PROBLEM DESCRIPTION -
Every line below that contains "recovery" is to be copied.

STORED RECORDS -
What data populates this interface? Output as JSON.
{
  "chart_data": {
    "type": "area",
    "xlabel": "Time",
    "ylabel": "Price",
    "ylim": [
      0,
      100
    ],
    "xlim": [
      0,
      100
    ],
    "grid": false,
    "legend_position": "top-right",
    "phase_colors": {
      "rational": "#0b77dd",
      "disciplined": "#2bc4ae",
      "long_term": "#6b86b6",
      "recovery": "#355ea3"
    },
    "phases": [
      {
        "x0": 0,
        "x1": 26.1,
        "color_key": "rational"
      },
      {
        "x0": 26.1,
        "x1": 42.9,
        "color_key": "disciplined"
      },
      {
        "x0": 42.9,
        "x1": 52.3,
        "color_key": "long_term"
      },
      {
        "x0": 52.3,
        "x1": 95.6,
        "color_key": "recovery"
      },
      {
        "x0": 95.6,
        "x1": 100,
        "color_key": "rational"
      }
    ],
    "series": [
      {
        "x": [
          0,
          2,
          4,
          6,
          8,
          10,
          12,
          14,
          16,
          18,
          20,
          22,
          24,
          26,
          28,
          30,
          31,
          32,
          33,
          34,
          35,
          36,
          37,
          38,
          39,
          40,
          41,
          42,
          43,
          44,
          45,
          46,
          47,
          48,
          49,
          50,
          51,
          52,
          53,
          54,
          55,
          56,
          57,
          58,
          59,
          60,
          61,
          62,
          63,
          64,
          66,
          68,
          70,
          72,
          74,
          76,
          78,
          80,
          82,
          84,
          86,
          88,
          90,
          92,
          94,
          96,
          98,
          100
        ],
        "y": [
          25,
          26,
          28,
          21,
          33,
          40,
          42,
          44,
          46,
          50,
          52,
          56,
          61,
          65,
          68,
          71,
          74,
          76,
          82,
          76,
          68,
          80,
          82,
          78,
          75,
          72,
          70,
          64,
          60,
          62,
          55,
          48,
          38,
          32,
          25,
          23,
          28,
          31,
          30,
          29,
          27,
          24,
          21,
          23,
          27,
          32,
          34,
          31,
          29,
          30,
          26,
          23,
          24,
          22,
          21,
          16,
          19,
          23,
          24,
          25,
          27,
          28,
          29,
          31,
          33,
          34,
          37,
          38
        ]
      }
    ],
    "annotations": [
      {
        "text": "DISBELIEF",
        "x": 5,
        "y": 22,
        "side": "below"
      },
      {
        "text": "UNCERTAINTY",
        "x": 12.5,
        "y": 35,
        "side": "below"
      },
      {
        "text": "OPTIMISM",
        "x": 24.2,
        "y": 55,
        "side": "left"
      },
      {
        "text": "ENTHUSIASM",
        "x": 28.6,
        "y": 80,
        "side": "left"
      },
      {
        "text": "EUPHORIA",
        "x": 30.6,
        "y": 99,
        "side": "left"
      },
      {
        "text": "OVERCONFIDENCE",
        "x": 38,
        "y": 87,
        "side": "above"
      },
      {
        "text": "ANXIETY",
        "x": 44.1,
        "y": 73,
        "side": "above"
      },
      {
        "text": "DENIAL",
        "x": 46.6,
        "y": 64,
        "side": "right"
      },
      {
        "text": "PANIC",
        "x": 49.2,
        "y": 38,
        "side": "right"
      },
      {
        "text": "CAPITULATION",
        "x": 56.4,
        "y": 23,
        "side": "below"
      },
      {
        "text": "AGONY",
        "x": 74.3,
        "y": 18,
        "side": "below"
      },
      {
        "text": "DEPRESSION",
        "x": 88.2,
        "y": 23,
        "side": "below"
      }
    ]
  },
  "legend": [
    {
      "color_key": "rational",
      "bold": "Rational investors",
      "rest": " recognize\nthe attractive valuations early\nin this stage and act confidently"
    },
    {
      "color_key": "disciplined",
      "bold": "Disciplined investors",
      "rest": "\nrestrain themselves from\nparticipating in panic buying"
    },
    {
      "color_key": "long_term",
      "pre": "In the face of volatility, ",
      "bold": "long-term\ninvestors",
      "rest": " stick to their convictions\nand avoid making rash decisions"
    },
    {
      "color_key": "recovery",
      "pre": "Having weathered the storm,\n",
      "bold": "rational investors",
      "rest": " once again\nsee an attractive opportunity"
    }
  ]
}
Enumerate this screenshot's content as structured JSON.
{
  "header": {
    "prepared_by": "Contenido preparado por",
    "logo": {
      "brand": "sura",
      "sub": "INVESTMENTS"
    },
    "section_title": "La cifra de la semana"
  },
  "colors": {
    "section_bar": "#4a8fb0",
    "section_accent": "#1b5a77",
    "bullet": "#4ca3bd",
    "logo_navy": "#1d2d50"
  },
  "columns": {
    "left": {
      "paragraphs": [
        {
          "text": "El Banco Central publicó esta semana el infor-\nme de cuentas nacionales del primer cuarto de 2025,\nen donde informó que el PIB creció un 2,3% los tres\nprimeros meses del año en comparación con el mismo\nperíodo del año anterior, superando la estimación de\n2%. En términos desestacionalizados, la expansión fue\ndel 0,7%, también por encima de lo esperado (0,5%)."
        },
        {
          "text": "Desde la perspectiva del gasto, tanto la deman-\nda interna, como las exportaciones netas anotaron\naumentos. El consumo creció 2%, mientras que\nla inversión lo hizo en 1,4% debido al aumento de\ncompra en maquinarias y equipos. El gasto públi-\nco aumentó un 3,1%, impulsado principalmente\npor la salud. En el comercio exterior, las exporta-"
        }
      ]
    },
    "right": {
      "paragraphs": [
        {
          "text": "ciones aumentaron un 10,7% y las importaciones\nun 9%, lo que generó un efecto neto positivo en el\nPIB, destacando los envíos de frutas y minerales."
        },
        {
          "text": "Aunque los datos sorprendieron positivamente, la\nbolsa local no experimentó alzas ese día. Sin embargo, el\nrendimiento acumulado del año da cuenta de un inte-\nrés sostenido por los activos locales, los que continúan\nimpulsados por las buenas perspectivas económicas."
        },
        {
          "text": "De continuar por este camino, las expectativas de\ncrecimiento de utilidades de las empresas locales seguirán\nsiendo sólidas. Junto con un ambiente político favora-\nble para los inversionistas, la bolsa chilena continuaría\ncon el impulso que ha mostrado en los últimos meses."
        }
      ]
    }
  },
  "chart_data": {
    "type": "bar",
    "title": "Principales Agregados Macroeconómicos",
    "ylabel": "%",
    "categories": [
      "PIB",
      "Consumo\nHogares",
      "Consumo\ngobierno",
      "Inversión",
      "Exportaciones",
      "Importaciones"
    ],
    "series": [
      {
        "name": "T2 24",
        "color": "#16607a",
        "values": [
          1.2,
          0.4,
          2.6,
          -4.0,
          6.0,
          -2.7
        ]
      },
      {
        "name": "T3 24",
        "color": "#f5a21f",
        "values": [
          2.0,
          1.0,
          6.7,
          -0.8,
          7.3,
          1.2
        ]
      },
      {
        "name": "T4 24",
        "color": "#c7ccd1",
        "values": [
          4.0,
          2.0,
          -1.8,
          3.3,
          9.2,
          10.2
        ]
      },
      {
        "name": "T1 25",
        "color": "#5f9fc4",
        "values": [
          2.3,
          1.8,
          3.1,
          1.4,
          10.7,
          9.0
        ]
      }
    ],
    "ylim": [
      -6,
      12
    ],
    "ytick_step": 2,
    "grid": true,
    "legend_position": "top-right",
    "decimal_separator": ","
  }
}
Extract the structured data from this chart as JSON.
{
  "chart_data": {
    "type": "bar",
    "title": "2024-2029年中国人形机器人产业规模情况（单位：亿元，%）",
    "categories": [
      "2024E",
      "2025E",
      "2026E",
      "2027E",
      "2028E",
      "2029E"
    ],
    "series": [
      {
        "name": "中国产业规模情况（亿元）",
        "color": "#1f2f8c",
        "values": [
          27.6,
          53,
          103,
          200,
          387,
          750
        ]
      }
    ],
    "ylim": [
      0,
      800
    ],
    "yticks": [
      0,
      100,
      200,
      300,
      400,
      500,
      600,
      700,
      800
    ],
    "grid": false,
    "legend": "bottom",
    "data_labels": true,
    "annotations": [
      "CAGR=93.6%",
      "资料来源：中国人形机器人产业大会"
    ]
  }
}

ANSWER TO THE EXERCISE -
      "recovery": "#355ea3"
        "color_key": "recovery"
      "color_key": "recovery",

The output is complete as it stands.